| GIVEN TASK |
Output all of the entries below precisely as written.

Collected data:
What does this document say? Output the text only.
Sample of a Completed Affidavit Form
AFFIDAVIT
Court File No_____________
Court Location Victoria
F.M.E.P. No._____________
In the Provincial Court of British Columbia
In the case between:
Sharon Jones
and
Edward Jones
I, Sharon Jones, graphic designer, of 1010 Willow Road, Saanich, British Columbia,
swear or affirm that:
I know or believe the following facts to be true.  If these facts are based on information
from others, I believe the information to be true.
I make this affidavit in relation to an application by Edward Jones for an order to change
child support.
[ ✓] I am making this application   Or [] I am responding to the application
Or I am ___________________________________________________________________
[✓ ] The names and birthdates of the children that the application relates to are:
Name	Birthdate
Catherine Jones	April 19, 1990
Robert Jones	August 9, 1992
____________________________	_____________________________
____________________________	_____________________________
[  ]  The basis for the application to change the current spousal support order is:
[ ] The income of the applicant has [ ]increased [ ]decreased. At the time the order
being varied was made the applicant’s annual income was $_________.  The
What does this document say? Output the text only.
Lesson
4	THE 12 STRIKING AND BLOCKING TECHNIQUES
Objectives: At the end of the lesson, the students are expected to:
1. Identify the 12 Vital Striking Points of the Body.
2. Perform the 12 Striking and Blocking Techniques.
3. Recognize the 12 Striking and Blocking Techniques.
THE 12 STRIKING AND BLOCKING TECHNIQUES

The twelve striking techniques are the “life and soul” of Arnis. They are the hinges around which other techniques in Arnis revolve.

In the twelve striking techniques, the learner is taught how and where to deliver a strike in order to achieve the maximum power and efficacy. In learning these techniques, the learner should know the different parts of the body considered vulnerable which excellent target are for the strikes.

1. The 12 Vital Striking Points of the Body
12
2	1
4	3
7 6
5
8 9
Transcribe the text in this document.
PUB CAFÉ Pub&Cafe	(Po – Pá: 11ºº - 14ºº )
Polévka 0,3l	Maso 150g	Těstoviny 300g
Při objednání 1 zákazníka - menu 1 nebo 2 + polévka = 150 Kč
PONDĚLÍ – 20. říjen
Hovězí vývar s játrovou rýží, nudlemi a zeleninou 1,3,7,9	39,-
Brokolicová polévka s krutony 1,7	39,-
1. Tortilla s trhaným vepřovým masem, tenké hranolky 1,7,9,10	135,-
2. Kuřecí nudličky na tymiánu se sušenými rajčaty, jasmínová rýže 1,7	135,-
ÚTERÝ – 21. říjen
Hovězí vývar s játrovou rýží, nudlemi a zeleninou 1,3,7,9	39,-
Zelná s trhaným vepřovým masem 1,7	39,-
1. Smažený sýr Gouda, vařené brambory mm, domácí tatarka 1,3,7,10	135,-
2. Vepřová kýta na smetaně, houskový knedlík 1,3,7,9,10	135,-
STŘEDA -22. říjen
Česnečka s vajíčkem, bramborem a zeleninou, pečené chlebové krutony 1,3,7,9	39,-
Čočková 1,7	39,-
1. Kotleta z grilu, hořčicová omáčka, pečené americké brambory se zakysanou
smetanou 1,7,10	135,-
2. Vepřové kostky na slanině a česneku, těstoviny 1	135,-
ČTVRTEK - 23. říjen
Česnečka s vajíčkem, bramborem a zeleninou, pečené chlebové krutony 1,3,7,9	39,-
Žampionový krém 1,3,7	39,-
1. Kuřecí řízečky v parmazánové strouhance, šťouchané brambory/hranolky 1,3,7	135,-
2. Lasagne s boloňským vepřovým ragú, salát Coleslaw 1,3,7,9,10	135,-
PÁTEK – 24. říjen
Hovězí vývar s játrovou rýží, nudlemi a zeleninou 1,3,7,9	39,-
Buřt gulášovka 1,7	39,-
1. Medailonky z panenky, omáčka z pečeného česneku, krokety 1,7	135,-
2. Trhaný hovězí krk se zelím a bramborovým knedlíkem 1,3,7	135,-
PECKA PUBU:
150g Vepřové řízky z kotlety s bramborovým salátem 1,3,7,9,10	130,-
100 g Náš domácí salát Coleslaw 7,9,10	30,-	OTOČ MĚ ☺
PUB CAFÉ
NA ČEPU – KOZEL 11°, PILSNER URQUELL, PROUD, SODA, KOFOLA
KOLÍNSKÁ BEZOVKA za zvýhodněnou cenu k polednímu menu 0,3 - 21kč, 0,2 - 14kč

| FINISHED TASK |
What does this document say? Output the text only.
Sample of a Completed Affidavit Form
AFFIDAVIT
Court File No_____________
Court Location Victoria
F.M.E.P. No._____________
In the Provincial Court of British Columbia
In the case between:
Sharon Jones
and
Edward Jones
I, Sharon Jones, graphic designer, of 1010 Willow Road, Saanich, British Columbia,
swear or affirm that:
I know or believe the following facts to be true.  If these facts are based on information
from others, I believe the information to be true.
I make this affidavit in relation to an application by Edward Jones for an order to change
child support.
[ ✓] I am making this application   Or [] I am responding to the application
Or I am ___________________________________________________________________
[✓ ] The names and birthdates of the children that the application relates to are:
Name	Birthdate
Catherine Jones	April 19, 1990
Robert Jones	August 9, 1992
____________________________	_____________________________
____________________________	_____________________________
[  ]  The basis for the application to change the current spousal support order is:
[ ] The income of the applicant has [ ]increased [ ]decreased. At the time the order
being varied was made the applicant’s annual income was $_________.  The
What does this document say? Output the text only.
Lesson
4	THE 12 STRIKING AND BLOCKING TECHNIQUES
Objectives: At the end of the lesson, the students are expected to:
1. Identify the 12 Vital Striking Points of the Body.
2. Perform the 12 Striking and Blocking Techniques.
3. Recognize the 12 Striking and Blocking Techniques.
THE 12 STRIKING AND BLOCKING TECHNIQUES

The twelve striking techniques are the “life and soul” of Arnis. They are the hinges around which other techniques in Arnis revolve.

In the twelve striking techniques, the learner is taught how and where to deliver a strike in order to achieve the maximum power and efficacy. In learning these techniques, the learner should know the different parts of the body considered vulnerable which excellent target are for the strikes.

1. The 12 Vital Striking Points of the Body
12
2	1
4	3
7 6
5
8 9
Transcribe the text in this document.
PUB CAFÉ Pub&Cafe	(Po – Pá: 11ºº - 14ºº )
Polévka 0,3l	Maso 150g	Těstoviny 300g
Při objednání 1 zákazníka - menu 1 nebo 2 + polévka = 150 Kč
PONDĚLÍ – 20. říjen
Hovězí vývar s játrovou rýží, nudlemi a zeleninou 1,3,7,9	39,-
Brokolicová polévka s krutony 1,7	39,-
1. Tortilla s trhaným vepřovým masem, tenké hranolky 1,7,9,10	135,-
2. Kuřecí nudličky na tymiánu se sušenými rajčaty, jasmínová rýže 1,7	135,-
ÚTERÝ – 21. říjen
Hovězí vývar s játrovou rýží, nudlemi a zeleninou 1,3,7,9	39,-
Zelná s trhaným vepřovým masem 1,7	39,-
1. Smažený sýr Gouda, vařené brambory mm, domácí tatarka 1,3,7,10	135,-
2. Vepřová kýta na smetaně, houskový knedlík 1,3,7,9,10	135,-
STŘEDA -22. říjen
Česnečka s vajíčkem, bramborem a zeleninou, pečené chlebové krutony 1,3,7,9	39,-
Čočková 1,7	39,-
1. Kotleta z grilu, hořčicová omáčka, pečené americké brambory se zakysanou
smetanou 1,7,10	135,-
2. Vepřové kostky na slanině a česneku, těstoviny 1	135,-
ČTVRTEK - 23. říjen
Česnečka s vajíčkem, bramborem a zeleninou, pečené chlebové krutony 1,3,7,9	39,-
Žampionový krém 1,3,7	39,-
1. Kuřecí řízečky v parmazánové strouhance, šťouchané brambory/hranolky 1,3,7	135,-
2. Lasagne s boloňským vepřovým ragú, salát Coleslaw 1,3,7,9,10	135,-
PÁTEK – 24. říjen
Hovězí vývar s játrovou rýží, nudlemi a zeleninou 1,3,7,9	39,-
Buřt gulášovka 1,7	39,-
1. Medailonky z panenky, omáčka z pečeného česneku, krokety 1,7	135,-
2. Trhaný hovězí krk se zelím a bramborovým knedlíkem 1,3,7	135,-
PECKA PUBU:
150g Vepřové řízky z kotlety s bramborovým salátem 1,3,7,9,10	130,-
100 g Náš domácí salát Coleslaw 7,9,10	30,-	OTOČ MĚ ☺
PUB CAFÉ
NA ČEPU – KOZEL 11°, PILSNER URQUELL, PROUD, SODA, KOFOLA
KOLÍNSKÁ BEZOVKA za zvýhodněnou cenu k polednímu menu 0,3 - 21kč, 0,2 - 14kč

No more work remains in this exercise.